Job => Reproduce the complete listing without any deviation.

┄┄┄┄┄┄┄┄┄┄

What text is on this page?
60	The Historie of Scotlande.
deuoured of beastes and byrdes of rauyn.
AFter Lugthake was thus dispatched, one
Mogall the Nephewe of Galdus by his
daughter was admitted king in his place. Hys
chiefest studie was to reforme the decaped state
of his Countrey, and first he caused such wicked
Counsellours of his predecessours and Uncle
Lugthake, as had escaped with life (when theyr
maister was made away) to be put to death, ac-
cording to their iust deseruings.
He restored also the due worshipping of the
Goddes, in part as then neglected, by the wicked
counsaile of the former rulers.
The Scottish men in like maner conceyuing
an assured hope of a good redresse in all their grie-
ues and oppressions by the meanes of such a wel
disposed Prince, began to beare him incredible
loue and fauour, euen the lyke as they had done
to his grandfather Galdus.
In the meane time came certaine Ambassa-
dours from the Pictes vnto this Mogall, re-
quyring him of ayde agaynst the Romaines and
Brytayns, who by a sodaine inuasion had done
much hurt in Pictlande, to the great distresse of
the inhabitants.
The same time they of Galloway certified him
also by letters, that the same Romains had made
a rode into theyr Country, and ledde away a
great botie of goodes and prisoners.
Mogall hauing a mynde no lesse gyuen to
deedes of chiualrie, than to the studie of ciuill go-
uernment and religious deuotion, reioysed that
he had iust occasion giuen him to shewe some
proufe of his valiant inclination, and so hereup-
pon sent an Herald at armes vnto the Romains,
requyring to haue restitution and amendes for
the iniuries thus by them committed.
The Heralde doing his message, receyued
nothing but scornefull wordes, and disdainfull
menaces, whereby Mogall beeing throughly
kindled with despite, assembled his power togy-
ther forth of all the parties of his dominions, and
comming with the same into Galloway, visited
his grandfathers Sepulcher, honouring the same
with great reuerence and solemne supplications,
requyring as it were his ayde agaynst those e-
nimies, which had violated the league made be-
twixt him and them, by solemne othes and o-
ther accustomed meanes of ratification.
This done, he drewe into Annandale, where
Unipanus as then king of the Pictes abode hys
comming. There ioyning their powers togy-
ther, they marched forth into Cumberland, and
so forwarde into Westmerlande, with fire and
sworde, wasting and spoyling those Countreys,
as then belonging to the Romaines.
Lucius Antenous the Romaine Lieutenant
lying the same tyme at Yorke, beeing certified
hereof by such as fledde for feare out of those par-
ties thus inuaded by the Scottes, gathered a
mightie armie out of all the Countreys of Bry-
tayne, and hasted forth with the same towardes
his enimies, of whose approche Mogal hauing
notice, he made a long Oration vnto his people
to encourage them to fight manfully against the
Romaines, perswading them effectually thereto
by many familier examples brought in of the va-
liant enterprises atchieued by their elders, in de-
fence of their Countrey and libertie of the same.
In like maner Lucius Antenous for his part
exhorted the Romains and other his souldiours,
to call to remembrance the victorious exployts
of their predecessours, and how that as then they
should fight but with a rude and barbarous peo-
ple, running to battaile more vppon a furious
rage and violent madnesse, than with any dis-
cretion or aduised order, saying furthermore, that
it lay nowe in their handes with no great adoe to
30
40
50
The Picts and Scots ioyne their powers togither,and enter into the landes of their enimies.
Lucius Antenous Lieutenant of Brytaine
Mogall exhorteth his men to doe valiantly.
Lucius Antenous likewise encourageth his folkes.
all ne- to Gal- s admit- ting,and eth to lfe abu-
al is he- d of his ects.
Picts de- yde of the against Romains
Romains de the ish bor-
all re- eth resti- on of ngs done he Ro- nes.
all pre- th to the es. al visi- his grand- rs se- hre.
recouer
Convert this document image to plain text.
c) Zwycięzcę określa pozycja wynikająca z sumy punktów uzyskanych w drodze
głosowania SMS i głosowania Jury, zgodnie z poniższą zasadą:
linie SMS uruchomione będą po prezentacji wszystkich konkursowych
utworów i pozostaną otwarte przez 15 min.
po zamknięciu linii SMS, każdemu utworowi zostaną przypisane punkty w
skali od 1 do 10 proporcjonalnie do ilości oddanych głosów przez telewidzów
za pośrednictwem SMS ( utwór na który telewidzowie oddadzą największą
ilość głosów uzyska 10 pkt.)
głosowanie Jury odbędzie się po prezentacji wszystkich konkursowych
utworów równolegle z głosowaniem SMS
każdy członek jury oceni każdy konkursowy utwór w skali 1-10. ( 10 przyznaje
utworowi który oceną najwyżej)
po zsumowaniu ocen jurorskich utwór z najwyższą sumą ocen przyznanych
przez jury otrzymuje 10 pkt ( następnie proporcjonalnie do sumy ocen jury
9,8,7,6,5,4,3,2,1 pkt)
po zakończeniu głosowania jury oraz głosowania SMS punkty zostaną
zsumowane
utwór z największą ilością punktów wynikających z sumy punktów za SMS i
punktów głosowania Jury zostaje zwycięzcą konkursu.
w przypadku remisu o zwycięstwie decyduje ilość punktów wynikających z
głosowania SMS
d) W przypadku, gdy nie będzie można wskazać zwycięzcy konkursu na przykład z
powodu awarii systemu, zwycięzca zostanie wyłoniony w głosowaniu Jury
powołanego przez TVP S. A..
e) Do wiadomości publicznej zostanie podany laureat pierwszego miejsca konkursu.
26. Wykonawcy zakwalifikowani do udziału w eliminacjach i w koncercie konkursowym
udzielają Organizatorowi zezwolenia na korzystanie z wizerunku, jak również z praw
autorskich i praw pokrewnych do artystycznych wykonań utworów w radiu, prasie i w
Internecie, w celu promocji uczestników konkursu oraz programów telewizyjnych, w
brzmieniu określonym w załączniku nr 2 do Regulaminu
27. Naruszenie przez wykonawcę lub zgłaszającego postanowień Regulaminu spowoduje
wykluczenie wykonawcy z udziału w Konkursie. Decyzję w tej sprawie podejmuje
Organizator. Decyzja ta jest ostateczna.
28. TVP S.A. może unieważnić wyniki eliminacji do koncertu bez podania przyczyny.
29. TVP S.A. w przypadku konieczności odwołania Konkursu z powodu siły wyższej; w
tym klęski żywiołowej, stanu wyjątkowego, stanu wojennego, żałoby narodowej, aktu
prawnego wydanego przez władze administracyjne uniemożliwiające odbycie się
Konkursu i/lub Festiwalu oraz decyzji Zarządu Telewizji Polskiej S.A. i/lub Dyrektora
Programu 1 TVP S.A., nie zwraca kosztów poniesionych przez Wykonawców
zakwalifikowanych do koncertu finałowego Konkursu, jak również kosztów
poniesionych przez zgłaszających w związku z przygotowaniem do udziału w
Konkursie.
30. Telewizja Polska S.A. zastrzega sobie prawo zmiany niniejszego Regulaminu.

┄┄┄┄┄┄┄┄┄┄

Result =>
What text is on this page?
60	The Historie of Scotlande.
deuoured of beastes and byrdes of rauyn.
AFter Lugthake was thus dispatched, one
Mogall the Nephewe of Galdus by his
daughter was admitted king in his place. Hys
chiefest studie was to reforme the decaped state
of his Countrey, and first he caused such wicked
Counsellours of his predecessours and Uncle
Lugthake, as had escaped with life (when theyr
maister was made away) to be put to death, ac-
cording to their iust deseruings.
He restored also the due worshipping of the
Goddes, in part as then neglected, by the wicked
counsaile of the former rulers.
The Scottish men in like maner conceyuing
an assured hope of a good redresse in all their grie-
ues and oppressions by the meanes of such a wel
disposed Prince, began to beare him incredible
loue and fauour, euen the lyke as they had done
to his grandfather Galdus.
In the meane time came certaine Ambassa-
dours from the Pictes vnto this Mogall, re-
quyring him of ayde agaynst the Romaines and
Brytayns, who by a sodaine inuasion had done
much hurt in Pictlande, to the great distresse of
the inhabitants.
The same time they of Galloway certified him
also by letters, that the same Romains had made
a rode into theyr Country, and ledde away a
great botie of goodes and prisoners.
Mogall hauing a mynde no lesse gyuen to
deedes of chiualrie, than to the studie of ciuill go-
uernment and religious deuotion, reioysed that
he had iust occasion giuen him to shewe some
proufe of his valiant inclination, and so hereup-
pon sent an Herald at armes vnto the Romains,
requyring to haue restitution and amendes for
the iniuries thus by them committed.
The Heralde doing his message, receyued
nothing but scornefull wordes, and disdainfull
menaces, whereby Mogall beeing throughly
kindled with despite, assembled his power togy-
ther forth of all the parties of his dominions, and
comming with the same into Galloway, visited
his grandfathers Sepulcher, honouring the same
with great reuerence and solemne supplications,
requyring as it were his ayde agaynst those e-
nimies, which had violated the league made be-
twixt him and them, by solemne othes and o-
ther accustomed meanes of ratification.
This done, he drewe into Annandale, where
Unipanus as then king of the Pictes abode hys
comming. There ioyning their powers togy-
ther, they marched forth into Cumberland, and
so forwarde into Westmerlande, with fire and
sworde, wasting and spoyling those Countreys,
as then belonging to the Romaines.
Lucius Antenous the Romaine Lieutenant
lying the same tyme at Yorke, beeing certified
hereof by such as fledde for feare out of those par-
ties thus inuaded by the Scottes, gathered a
mightie armie out of all the Countreys of Bry-
tayne, and hasted forth with the same towardes
his enimies, of whose approche Mogal hauing
notice, he made a long Oration vnto his people
to encourage them to fight manfully against the
Romaines, perswading them effectually thereto
by many familier examples brought in of the va-
liant enterprises atchieued by their elders, in de-
fence of their Countrey and libertie of the same.
In like maner Lucius Antenous for his part
exhorted the Romains and other his souldiours,
to call to remembrance the victorious exployts
of their predecessours, and how that as then they
should fight but with a rude and barbarous peo-
ple, running to battaile more vppon a furious
rage and violent madnesse, than with any dis-
cretion or aduised order, saying furthermore, that
it lay nowe in their handes with no great adoe to
30
40
50
The Picts and Scots ioyne their powers togither,and enter into the landes of their enimies.
Lucius Antenous Lieutenant of Brytaine
Mogall exhorteth his men to doe valiantly.
Lucius Antenous likewise encourageth his folkes.
all ne- to Gal- s admit- ting,and eth to lfe abu-
al is he- d of his ects.
Picts de- yde of the against Romains
Romains de the ish bor-
all re- eth resti- on of ngs done he Ro- nes.
all pre- th to the es. al visi- his grand- rs se- hre.
recouer
Convert this document image to plain text.
c) Zwycięzcę określa pozycja wynikająca z sumy punktów uzyskanych w drodze
głosowania SMS i głosowania Jury, zgodnie z poniższą zasadą:
linie SMS uruchomione będą po prezentacji wszystkich konkursowych
utworów i pozostaną otwarte przez 15 min.
po zamknięciu linii SMS, każdemu utworowi zostaną przypisane punkty w
skali od 1 do 10 proporcjonalnie do ilości oddanych głosów przez telewidzów
za pośrednictwem SMS ( utwór na który telewidzowie oddadzą największą
ilość głosów uzyska 10 pkt.)
głosowanie Jury odbędzie się po prezentacji wszystkich konkursowych
utworów równolegle z głosowaniem SMS
każdy członek jury oceni każdy konkursowy utwór w skali 1-10. ( 10 przyznaje
utworowi który oceną najwyżej)
po zsumowaniu ocen jurorskich utwór z najwyższą sumą ocen przyznanych
przez jury otrzymuje 10 pkt ( następnie proporcjonalnie do sumy ocen jury
9,8,7,6,5,4,3,2,1 pkt)
po zakończeniu głosowania jury oraz głosowania SMS punkty zostaną
zsumowane
utwór z największą ilością punktów wynikających z sumy punktów za SMS i
punktów głosowania Jury zostaje zwycięzcą konkursu.
w przypadku remisu o zwycięstwie decyduje ilość punktów wynikających z
głosowania SMS
d) W przypadku, gdy nie będzie można wskazać zwycięzcy konkursu na przykład z
powodu awarii systemu, zwycięzca zostanie wyłoniony w głosowaniu Jury
powołanego przez TVP S. A..
e) Do wiadomości publicznej zostanie podany laureat pierwszego miejsca konkursu.
26. Wykonawcy zakwalifikowani do udziału w eliminacjach i w koncercie konkursowym
udzielają Organizatorowi zezwolenia na korzystanie z wizerunku, jak również z praw
autorskich i praw pokrewnych do artystycznych wykonań utworów w radiu, prasie i w
Internecie, w celu promocji uczestników konkursu oraz programów telewizyjnych, w
brzmieniu określonym w załączniku nr 2 do Regulaminu
27. Naruszenie przez wykonawcę lub zgłaszającego postanowień Regulaminu spowoduje
wykluczenie wykonawcy z udziału w Konkursie. Decyzję w tej sprawie podejmuje
Organizator. Decyzja ta jest ostateczna.
28. TVP S.A. może unieważnić wyniki eliminacji do koncertu bez podania przyczyny.
29. TVP S.A. w przypadku konieczności odwołania Konkursu z powodu siły wyższej; w
tym klęski żywiołowej, stanu wyjątkowego, stanu wojennego, żałoby narodowej, aktu
prawnego wydanego przez władze administracyjne uniemożliwiające odbycie się
Konkursu i/lub Festiwalu oraz decyzji Zarządu Telewizji Polskiej S.A. i/lub Dyrektora
Programu 1 TVP S.A., nie zwraca kosztów poniesionych przez Wykonawców
zakwalifikowanych do koncertu finałowego Konkursu, jak również kosztów
poniesionych przez zgłaszających w związku z przygotowaniem do udziału w
Konkursie.
30. Telewizja Polska S.A. zastrzega sobie prawo zmiany niniejszego Regulaminu.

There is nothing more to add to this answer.